:: GIVEN DATA

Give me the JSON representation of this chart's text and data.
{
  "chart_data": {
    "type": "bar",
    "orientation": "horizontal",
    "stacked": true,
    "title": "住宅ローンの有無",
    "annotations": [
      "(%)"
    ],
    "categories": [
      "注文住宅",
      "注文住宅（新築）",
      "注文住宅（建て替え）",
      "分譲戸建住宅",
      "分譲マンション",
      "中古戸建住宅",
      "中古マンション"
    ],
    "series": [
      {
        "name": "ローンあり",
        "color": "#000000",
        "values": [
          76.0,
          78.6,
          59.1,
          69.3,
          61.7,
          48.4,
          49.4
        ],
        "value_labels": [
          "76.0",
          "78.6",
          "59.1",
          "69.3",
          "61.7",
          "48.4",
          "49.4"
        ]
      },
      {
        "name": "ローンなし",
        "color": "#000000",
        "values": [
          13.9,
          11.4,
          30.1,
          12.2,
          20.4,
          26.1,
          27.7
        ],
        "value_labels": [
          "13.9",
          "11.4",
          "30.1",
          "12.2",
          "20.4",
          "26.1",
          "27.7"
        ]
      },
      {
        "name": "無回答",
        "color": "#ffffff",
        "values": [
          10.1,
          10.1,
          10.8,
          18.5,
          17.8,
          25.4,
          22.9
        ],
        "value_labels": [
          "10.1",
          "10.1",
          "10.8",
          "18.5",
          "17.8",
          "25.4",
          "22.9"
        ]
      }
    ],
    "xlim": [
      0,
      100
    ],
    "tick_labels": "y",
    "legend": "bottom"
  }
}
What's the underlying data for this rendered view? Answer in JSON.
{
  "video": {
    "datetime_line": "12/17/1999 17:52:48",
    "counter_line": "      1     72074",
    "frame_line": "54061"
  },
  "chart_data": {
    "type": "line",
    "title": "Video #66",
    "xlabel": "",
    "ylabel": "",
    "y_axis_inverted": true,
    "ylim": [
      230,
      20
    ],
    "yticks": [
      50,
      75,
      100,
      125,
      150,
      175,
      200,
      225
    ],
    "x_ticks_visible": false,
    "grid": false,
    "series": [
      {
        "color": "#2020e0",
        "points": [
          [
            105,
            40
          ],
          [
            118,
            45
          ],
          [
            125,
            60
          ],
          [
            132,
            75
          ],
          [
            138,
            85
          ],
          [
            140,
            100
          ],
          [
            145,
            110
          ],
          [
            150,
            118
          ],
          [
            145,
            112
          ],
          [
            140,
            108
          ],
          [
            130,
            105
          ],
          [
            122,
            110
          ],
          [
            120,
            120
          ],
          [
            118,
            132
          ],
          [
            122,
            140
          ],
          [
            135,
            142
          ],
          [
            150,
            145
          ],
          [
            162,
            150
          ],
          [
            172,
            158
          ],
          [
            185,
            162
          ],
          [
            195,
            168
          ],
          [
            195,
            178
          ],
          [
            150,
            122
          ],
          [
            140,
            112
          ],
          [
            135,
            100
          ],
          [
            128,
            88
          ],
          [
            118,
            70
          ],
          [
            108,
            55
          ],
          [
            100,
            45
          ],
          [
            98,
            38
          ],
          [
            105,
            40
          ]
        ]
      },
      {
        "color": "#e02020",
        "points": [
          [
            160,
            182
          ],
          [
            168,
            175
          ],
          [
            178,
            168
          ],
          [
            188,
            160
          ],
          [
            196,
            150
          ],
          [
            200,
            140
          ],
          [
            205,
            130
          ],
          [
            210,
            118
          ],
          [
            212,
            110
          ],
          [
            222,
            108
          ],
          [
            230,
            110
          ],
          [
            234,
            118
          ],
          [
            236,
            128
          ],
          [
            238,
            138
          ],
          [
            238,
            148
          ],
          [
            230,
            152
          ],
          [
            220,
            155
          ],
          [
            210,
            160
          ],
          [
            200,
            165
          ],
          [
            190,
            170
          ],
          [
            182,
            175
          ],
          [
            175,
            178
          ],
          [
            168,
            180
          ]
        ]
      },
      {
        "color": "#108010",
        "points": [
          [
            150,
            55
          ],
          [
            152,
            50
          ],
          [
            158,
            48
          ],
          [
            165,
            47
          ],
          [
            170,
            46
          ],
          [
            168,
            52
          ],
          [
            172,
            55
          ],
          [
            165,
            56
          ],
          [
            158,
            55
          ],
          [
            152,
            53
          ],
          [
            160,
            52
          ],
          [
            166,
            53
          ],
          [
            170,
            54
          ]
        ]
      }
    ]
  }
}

::::

## REQUIRED WORK
Collect each line containing the string "JSON".

## ANSWER TO THIS PROBLEM
Give me the JSON representation of this chart's text and data.
What's the underlying data for this rendered view? Answer in JSON.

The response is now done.